Chart and figure data:
::::::

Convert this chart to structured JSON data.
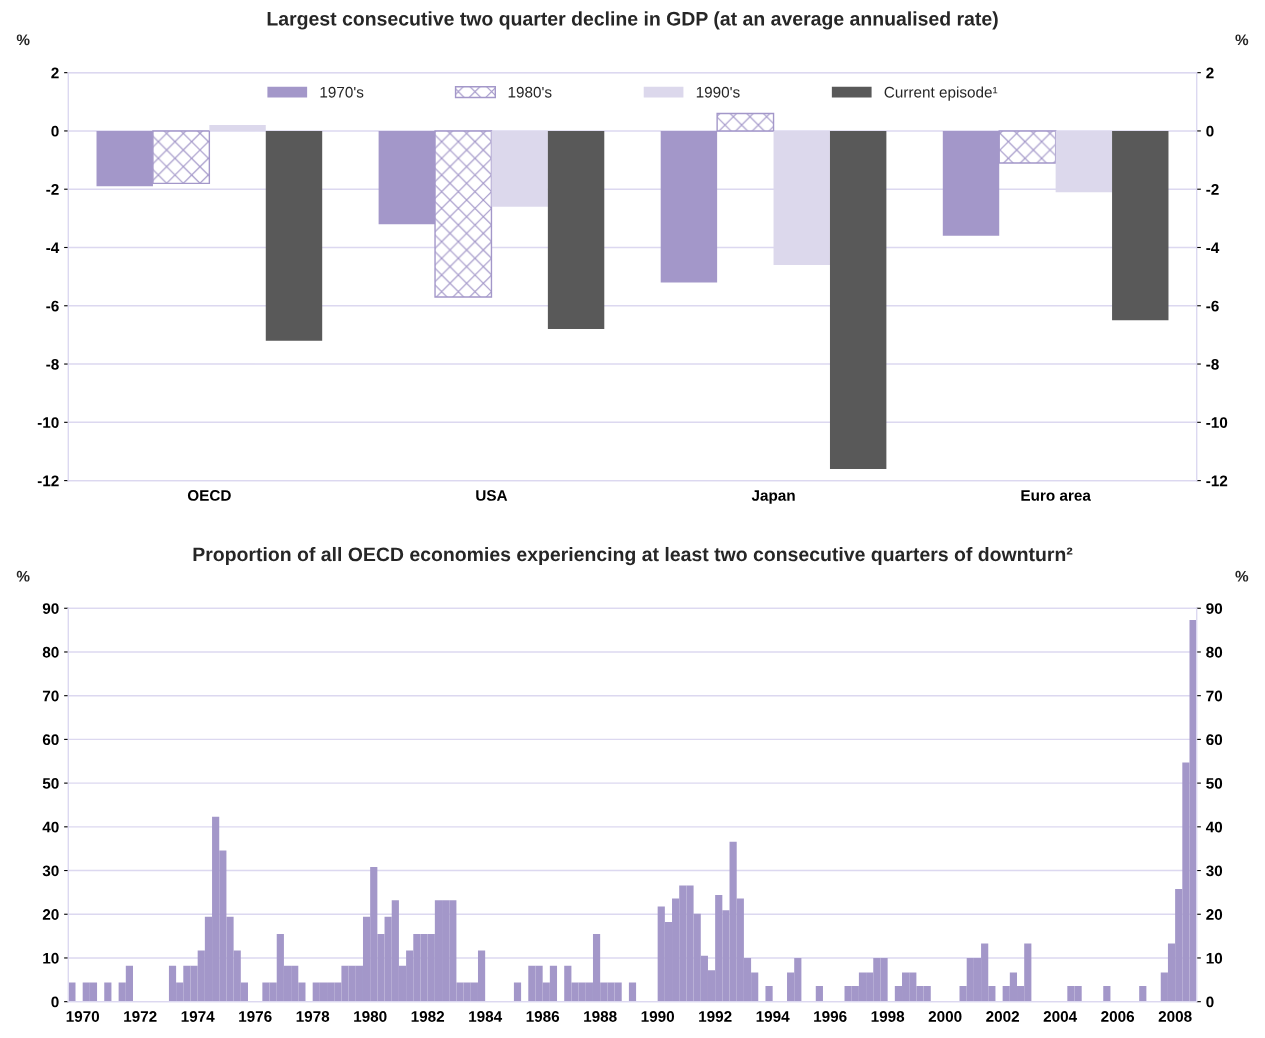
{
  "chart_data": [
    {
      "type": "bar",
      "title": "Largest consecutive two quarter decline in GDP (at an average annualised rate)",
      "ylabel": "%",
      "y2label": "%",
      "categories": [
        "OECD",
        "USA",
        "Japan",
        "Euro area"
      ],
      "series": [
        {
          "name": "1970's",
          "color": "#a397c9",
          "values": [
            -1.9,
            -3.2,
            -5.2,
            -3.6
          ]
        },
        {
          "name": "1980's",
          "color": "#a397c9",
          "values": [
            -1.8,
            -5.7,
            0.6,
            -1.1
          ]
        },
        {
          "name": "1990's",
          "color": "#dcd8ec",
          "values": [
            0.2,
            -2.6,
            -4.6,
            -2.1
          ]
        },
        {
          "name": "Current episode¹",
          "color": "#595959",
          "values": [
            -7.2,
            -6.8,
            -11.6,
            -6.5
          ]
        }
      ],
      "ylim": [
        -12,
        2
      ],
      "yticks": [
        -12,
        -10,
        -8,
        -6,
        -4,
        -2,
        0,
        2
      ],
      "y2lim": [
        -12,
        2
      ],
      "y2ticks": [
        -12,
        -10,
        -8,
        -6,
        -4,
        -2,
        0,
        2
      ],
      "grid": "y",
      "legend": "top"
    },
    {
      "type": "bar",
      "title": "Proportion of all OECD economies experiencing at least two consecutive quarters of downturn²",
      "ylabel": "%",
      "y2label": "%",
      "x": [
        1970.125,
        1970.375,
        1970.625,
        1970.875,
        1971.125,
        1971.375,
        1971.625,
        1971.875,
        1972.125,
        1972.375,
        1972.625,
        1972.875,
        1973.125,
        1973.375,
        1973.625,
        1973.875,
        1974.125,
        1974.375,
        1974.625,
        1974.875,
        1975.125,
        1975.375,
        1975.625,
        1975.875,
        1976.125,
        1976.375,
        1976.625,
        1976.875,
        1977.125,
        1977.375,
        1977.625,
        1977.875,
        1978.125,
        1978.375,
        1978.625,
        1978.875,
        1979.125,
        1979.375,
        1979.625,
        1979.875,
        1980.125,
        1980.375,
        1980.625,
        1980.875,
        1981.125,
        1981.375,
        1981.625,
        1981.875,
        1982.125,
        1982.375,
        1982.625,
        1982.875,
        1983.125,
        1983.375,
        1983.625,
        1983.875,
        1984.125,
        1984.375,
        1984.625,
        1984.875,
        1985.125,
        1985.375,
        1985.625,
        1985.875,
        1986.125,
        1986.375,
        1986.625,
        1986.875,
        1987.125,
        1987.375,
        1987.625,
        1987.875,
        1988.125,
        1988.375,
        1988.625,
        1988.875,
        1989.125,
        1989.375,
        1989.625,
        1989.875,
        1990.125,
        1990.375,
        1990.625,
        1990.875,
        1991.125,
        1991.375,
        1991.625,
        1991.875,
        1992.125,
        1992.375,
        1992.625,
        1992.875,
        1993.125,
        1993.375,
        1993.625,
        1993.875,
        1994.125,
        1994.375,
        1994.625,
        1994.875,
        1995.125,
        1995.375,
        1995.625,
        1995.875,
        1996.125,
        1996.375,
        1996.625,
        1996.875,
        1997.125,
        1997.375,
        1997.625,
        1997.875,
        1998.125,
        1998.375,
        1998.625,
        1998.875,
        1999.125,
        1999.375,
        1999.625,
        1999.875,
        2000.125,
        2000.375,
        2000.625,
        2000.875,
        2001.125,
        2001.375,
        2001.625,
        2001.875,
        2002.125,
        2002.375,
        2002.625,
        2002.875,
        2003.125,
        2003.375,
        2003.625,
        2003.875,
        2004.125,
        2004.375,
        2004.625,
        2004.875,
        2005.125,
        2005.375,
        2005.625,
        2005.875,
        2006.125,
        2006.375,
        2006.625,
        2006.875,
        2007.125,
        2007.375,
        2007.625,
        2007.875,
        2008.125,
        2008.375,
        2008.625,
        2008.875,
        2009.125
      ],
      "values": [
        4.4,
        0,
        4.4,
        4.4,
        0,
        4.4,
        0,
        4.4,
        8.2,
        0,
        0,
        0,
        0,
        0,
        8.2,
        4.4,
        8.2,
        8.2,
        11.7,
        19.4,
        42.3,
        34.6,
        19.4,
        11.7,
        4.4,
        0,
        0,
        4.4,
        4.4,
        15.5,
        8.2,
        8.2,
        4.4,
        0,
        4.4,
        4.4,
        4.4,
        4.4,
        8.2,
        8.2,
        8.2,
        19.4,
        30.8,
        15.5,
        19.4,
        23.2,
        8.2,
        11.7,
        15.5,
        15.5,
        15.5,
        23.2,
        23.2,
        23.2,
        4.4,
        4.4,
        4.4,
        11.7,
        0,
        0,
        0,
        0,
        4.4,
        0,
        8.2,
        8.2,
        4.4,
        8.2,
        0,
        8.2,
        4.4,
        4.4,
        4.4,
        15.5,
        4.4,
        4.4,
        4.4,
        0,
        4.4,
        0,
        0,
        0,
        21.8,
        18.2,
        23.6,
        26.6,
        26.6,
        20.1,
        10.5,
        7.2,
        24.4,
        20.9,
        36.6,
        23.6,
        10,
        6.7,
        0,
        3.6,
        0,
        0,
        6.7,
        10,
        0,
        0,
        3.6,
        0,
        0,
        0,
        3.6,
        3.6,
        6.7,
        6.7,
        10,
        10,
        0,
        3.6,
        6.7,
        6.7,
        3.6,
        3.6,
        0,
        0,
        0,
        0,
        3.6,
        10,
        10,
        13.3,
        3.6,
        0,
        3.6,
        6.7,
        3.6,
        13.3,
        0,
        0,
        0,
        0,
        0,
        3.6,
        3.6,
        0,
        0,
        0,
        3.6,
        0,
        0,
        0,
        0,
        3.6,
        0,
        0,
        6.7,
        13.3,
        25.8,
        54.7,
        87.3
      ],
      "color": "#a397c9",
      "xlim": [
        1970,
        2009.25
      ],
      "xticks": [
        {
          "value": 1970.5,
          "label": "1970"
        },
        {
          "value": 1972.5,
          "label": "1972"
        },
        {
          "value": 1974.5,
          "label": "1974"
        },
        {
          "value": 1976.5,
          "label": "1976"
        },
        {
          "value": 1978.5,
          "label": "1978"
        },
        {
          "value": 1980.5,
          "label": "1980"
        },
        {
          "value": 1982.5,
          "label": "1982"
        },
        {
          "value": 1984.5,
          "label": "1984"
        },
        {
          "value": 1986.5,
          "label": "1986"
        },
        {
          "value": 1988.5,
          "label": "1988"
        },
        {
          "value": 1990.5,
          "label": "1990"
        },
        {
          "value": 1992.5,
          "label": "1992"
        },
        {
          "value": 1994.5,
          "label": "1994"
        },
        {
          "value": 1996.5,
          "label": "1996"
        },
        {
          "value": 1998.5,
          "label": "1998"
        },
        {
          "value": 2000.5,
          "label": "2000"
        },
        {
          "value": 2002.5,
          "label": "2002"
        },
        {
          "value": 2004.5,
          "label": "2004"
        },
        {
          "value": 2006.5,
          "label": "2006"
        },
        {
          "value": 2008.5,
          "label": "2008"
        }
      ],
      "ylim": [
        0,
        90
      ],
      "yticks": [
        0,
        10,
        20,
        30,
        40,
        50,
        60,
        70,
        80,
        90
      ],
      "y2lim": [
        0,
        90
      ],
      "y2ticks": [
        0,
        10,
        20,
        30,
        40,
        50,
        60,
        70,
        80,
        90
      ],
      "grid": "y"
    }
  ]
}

::::::

■ **Exercise prompt**
Reproduce every line precisely as given, omitting all pictures.

■ **Written answer**
Convert this chart to structured JSON data.
{
  "chart_data": [
    {
      "type": "bar",
      "title": "Largest consecutive two quarter decline in GDP (at an average annualised rate)",
      "ylabel": "%",
      "y2label": "%",
      "categories": [
        "OECD",
        "USA",
        "Japan",
        "Euro area"
      ],
      "series": [
        {
          "name": "1970's",
          "color": "#a397c9",
          "values": [
            -1.9,
            -3.2,
            -5.2,
            -3.6
          ]
        },
        {
          "name": "1980's",
          "color": "#a397c9",
          "values": [
            -1.8,
            -5.7,
            0.6,
            -1.1
          ]
        },
        {
          "name": "1990's",
          "color": "#dcd8ec",
          "values": [
            0.2,
            -2.6,
            -4.6,
            -2.1
          ]
        },
        {
          "name": "Current episode¹",
          "color": "#595959",
          "values": [
            -7.2,
            -6.8,
            -11.6,
            -6.5
          ]
        }
      ],
      "ylim": [
        -12,
        2
      ],
      "yticks": [
        -12,
        -10,
        -8,
        -6,
        -4,
        -2,
        0,
        2
      ],
      "y2lim": [
        -12,
        2
      ],
      "y2ticks": [
        -12,
        -10,
        -8,
        -6,
        -4,
        -2,
        0,
        2
      ],
      "grid": "y",
      "legend": "top"
    },
    {
      "type": "bar",
      "title": "Proportion of all OECD economies experiencing at least two consecutive quarters of downturn²",
      "ylabel": "%",
      "y2label": "%",
      "x": [
        1970.125,
        1970.375,
        1970.625,
        1970.875,
        1971.125,
        1971.375,
        1971.625,
        1971.875,
        1972.125,
        1972.375,
        1972.625,
        1972.875,
        1973.125,
        1973.375,
        1973.625,
        1973.875,
        1974.125,
        1974.375,
        1974.625,
        1974.875,
        1975.125,
        1975.375,
        1975.625,
        1975.875,
        1976.125,
        1976.375,
        1976.625,
        1976.875,
        1977.125,
        1977.375,
        1977.625,
        1977.875,
        1978.125,
        1978.375,
        1978.625,
        1978.875,
        1979.125,
        1979.375,
        1979.625,
        1979.875,
        1980.125,
        1980.375,
        1980.625,
        1980.875,
        1981.125,
        1981.375,
        1981.625,
        1981.875,
        1982.125,
        1982.375,
        1982.625,
        1982.875,
        1983.125,
        1983.375,
        1983.625,
        1983.875,
        1984.125,
        1984.375,
        1984.625,
        1984.875,
        1985.125,
        1985.375,
        1985.625,
        1985.875,
        1986.125,
        1986.375,
        1986.625,
        1986.875,
        1987.125,
        1987.375,
        1987.625,
        1987.875,
        1988.125,
        1988.375,
        1988.625,
        1988.875,
        1989.125,
        1989.375,
        1989.625,
        1989.875,
        1990.125,
        1990.375,
        1990.625,
        1990.875,
        1991.125,
        1991.375,
        1991.625,
        1991.875,
        1992.125,
        1992.375,
        1992.625,
        1992.875,
        1993.125,
        1993.375,
        1993.625,
        1993.875,
        1994.125,
        1994.375,
        1994.625,
        1994.875,
        1995.125,
        1995.375,
        1995.625,
        1995.875,
        1996.125,
        1996.375,
        1996.625,
        1996.875,
        1997.125,
        1997.375,
        1997.625,
        1997.875,
        1998.125,
        1998.375,
        1998.625,
        1998.875,
        1999.125,
        1999.375,
        1999.625,
        1999.875,
        2000.125,
        2000.375,
        2000.625,
        2000.875,
        2001.125,
        2001.375,
        2001.625,
        2001.875,
        2002.125,
        2002.375,
        2002.625,
        2002.875,
        2003.125,
        2003.375,
        2003.625,
        2003.875,
        2004.125,
        2004.375,
        2004.625,
        2004.875,
        2005.125,
        2005.375,
        2005.625,
        2005.875,
        2006.125,
        2006.375,
        2006.625,
        2006.875,
        2007.125,
        2007.375,
        2007.625,
        2007.875,
        2008.125,
        2008.375,
        2008.625,
        2008.875,
        2009.125
      ],
      "values": [
        4.4,
        0,
        4.4,
        4.4,
        0,
        4.4,
        0,
        4.4,
        8.2,
        0,
        0,
        0,
        0,
        0,
        8.2,
        4.4,
        8.2,
        8.2,
        11.7,
        19.4,
        42.3,
        34.6,
        19.4,
        11.7,
        4.4,
        0,
        0,
        4.4,
        4.4,
        15.5,
        8.2,
        8.2,
        4.4,
        0,
        4.4,
        4.4,
        4.4,
        4.4,
        8.2,
        8.2,
        8.2,
        19.4,
        30.8,
        15.5,
        19.4,
        23.2,
        8.2,
        11.7,
        15.5,
        15.5,
        15.5,
        23.2,
        23.2,
        23.2,
        4.4,
        4.4,
        4.4,
        11.7,
        0,
        0,
        0,
        0,
        4.4,
        0,
        8.2,
        8.2,
        4.4,
        8.2,
        0,
        8.2,
        4.4,
        4.4,
        4.4,
        15.5,
        4.4,
        4.4,
        4.4,
        0,
        4.4,
        0,
        0,
        0,
        21.8,
        18.2,
        23.6,
        26.6,
        26.6,
        20.1,
        10.5,
        7.2,
        24.4,
        20.9,
        36.6,
        23.6,
        10,
        6.7,
        0,
        3.6,
        0,
        0,
        6.7,
        10,
        0,
        0,
        3.6,
        0,
        0,
        0,
        3.6,
        3.6,
        6.7,
        6.7,
        10,
        10,
        0,
        3.6,
        6.7,
        6.7,
        3.6,
        3.6,
        0,
        0,
        0,
        0,
        3.6,
        10,
        10,
        13.3,
        3.6,
        0,
        3.6,
        6.7,
        3.6,
        13.3,
        0,
        0,
        0,
        0,
        0,
        3.6,
        3.6,
        0,
        0,
        0,
        3.6,
        0,
        0,
        0,
        0,
        3.6,
        0,
        0,
        6.7,
        13.3,
        25.8,
        54.7,
        87.3
      ],
      "color": "#a397c9",
      "xlim": [
        1970,
        2009.25
      ],
      "xticks": [
        {
          "value": 1970.5,
          "label": "1970"
        },
        {
          "value": 1972.5,
          "label": "1972"
        },
        {
          "value": 1974.5,
          "label": "1974"
        },
        {
          "value": 1976.5,
          "label": "1976"
        },
        {
          "value": 1978.5,
          "label": "1978"
        },
        {
          "value": 1980.5,
          "label": "1980"
        },
        {
          "value": 1982.5,
          "label": "1982"
        },
        {
          "value": 1984.5,
          "label": "1984"
        },
        {
          "value": 1986.5,
          "label": "1986"
        },
        {
          "value": 1988.5,
          "label": "1988"
        },
        {
          "value": 1990.5,
          "label": "1990"
        },
        {
          "value": 1992.5,
          "label": "1992"
        },
        {
          "value": 1994.5,
          "label": "1994"
        },
        {
          "value": 1996.5,
          "label": "1996"
        },
        {
          "value": 1998.5,
          "label": "1998"
        },
        {
          "value": 2000.5,
          "label": "2000"
        },
        {
          "value": 2002.5,
          "label": "2002"
        },
        {
          "value": 2004.5,
          "label": "2004"
        },
        {
          "value": 2006.5,
          "label": "2006"
        },
        {
          "value": 2008.5,
          "label": "2008"
        }
      ],
      "ylim": [
        0,
        90
      ],
      "yticks": [
        0,
        10,
        20,
        30,
        40,
        50,
        60,
        70,
        80,
        90
      ],
      "y2lim": [
        0,
        90
      ],
      "y2ticks": [
        0,
        10,
        20,
        30,
        40,
        50,
        60,
        70,
        80,
        90
      ],
      "grid": "y"
    }
  ]
}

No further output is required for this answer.